╭─ Records for the exercise

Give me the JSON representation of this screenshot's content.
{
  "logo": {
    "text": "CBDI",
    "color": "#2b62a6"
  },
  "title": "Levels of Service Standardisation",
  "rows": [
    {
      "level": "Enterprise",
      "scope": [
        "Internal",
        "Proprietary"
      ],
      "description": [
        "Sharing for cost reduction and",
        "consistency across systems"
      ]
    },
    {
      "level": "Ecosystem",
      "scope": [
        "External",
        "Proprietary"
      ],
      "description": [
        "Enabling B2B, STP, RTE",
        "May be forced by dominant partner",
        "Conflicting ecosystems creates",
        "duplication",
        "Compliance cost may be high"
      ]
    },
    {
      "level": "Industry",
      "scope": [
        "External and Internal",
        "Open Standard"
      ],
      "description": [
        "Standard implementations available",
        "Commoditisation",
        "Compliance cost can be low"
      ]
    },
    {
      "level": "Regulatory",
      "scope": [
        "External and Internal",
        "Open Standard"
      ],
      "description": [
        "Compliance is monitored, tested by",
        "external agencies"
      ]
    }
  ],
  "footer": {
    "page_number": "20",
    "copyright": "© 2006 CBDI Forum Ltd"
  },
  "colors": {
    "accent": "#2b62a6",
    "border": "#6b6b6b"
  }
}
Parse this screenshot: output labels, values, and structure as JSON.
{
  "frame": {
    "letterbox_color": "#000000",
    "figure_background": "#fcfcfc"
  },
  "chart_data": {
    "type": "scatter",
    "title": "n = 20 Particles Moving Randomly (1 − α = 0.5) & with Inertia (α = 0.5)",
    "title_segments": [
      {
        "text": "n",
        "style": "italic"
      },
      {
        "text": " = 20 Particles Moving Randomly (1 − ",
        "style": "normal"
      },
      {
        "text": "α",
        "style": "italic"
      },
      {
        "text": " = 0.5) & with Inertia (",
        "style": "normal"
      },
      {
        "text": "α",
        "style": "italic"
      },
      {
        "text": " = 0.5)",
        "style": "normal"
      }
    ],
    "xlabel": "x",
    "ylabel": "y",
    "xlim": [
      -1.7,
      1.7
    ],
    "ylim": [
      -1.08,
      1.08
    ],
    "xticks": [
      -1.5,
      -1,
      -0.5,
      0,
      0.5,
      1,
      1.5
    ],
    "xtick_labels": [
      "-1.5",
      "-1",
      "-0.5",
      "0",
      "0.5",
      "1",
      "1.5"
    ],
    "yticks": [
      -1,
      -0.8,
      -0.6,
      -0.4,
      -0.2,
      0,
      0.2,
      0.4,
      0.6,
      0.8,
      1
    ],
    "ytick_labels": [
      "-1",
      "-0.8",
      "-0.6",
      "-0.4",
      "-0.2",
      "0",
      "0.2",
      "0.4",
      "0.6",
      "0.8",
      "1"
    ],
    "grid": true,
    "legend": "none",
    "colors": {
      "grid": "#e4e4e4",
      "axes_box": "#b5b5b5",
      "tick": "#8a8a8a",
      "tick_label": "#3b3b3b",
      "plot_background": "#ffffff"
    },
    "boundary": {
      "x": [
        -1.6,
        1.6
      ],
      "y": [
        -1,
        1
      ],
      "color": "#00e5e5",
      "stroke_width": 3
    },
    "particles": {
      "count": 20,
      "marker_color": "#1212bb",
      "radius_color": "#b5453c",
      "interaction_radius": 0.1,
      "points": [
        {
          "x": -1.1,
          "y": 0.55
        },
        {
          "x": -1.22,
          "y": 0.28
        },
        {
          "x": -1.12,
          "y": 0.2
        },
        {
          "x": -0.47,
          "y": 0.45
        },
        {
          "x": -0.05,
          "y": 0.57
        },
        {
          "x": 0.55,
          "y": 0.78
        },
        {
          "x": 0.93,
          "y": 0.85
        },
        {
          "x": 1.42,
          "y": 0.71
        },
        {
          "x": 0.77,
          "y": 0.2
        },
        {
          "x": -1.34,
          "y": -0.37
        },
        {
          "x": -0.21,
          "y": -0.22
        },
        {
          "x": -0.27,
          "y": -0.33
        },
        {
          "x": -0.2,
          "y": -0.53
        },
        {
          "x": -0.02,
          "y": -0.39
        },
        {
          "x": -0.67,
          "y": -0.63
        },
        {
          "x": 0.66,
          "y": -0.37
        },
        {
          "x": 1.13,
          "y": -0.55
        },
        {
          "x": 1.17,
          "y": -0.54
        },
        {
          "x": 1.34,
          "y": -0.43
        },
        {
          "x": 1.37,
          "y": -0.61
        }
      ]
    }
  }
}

╰─

> Job
Extract the complete data, matching each line exactly.

> Answer to the task
Give me the JSON representation of this screenshot's content.
{
  "logo": {
    "text": "CBDI",
    "color": "#2b62a6"
  },
  "title": "Levels of Service Standardisation",
  "rows": [
    {
      "level": "Enterprise",
      "scope": [
        "Internal",
        "Proprietary"
      ],
      "description": [
        "Sharing for cost reduction and",
        "consistency across systems"
      ]
    },
    {
      "level": "Ecosystem",
      "scope": [
        "External",
        "Proprietary"
      ],
      "description": [
        "Enabling B2B, STP, RTE",
        "May be forced by dominant partner",
        "Conflicting ecosystems creates",
        "duplication",
        "Compliance cost may be high"
      ]
    },
    {
      "level": "Industry",
      "scope": [
        "External and Internal",
        "Open Standard"
      ],
      "description": [
        "Standard implementations available",
        "Commoditisation",
        "Compliance cost can be low"
      ]
    },
    {
      "level": "Regulatory",
      "scope": [
        "External and Internal",
        "Open Standard"
      ],
      "description": [
        "Compliance is monitored, tested by",
        "external agencies"
      ]
    }
  ],
  "footer": {
    "page_number": "20",
    "copyright": "© 2006 CBDI Forum Ltd"
  },
  "colors": {
    "accent": "#2b62a6",
    "border": "#6b6b6b"
  }
}
Parse this screenshot: output labels, values, and structure as JSON.
{
  "frame": {
    "letterbox_color": "#000000",
    "figure_background": "#fcfcfc"
  },
  "chart_data": {
    "type": "scatter",
    "title": "n = 20 Particles Moving Randomly (1 − α = 0.5) & with Inertia (α = 0.5)",
    "title_segments": [
      {
        "text": "n",
        "style": "italic"
      },
      {
        "text": " = 20 Particles Moving Randomly (1 − ",
        "style": "normal"
      },
      {
        "text": "α",
        "style": "italic"
      },
      {
        "text": " = 0.5) & with Inertia (",
        "style": "normal"
      },
      {
        "text": "α",
        "style": "italic"
      },
      {
        "text": " = 0.5)",
        "style": "normal"
      }
    ],
    "xlabel": "x",
    "ylabel": "y",
    "xlim": [
      -1.7,
      1.7
    ],
    "ylim": [
      -1.08,
      1.08
    ],
    "xticks": [
      -1.5,
      -1,
      -0.5,
      0,
      0.5,
      1,
      1.5
    ],
    "xtick_labels": [
      "-1.5",
      "-1",
      "-0.5",
      "0",
      "0.5",
      "1",
      "1.5"
    ],
    "yticks": [
      -1,
      -0.8,
      -0.6,
      -0.4,
      -0.2,
      0,
      0.2,
      0.4,
      0.6,
      0.8,
      1
    ],
    "ytick_labels": [
      "-1",
      "-0.8",
      "-0.6",
      "-0.4",
      "-0.2",
      "0",
      "0.2",
      "0.4",
      "0.6",
      "0.8",
      "1"
    ],
    "grid": true,
    "legend": "none",
    "colors": {
      "grid": "#e4e4e4",
      "axes_box": "#b5b5b5",
      "tick": "#8a8a8a",
      "tick_label": "#3b3b3b",
      "plot_background": "#ffffff"
    },
    "boundary": {
      "x": [
        -1.6,
        1.6
      ],
      "y": [
        -1,
        1
      ],
      "color": "#00e5e5",
      "stroke_width": 3
    },
    "particles": {
      "count": 20,
      "marker_color": "#1212bb",
      "radius_color": "#b5453c",
      "interaction_radius": 0.1,
      "points": [
        {
          "x": -1.1,
          "y": 0.55
        },
        {
          "x": -1.22,
          "y": 0.28
        },
        {
          "x": -1.12,
          "y": 0.2
        },
        {
          "x": -0.47,
          "y": 0.45
        },
        {
          "x": -0.05,
          "y": 0.57
        },
        {
          "x": 0.55,
          "y": 0.78
        },
        {
          "x": 0.93,
          "y": 0.85
        },
        {
          "x": 1.42,
          "y": 0.71
        },
        {
          "x": 0.77,
          "y": 0.2
        },
        {
          "x": -1.34,
          "y": -0.37
        },
        {
          "x": -0.21,
          "y": -0.22
        },
        {
          "x": -0.27,
          "y": -0.33
        },
        {
          "x": -0.2,
          "y": -0.53
        },
        {
          "x": -0.02,
          "y": -0.39
        },
        {
          "x": -0.67,
          "y": -0.63
        },
        {
          "x": 0.66,
          "y": -0.37
        },
        {
          "x": 1.13,
          "y": -0.55
        },
        {
          "x": 1.17,
          "y": -0.54
        },
        {
          "x": 1.34,
          "y": -0.43
        },
        {
          "x": 1.37,
          "y": -0.61
        }
      ]
    }
  }
}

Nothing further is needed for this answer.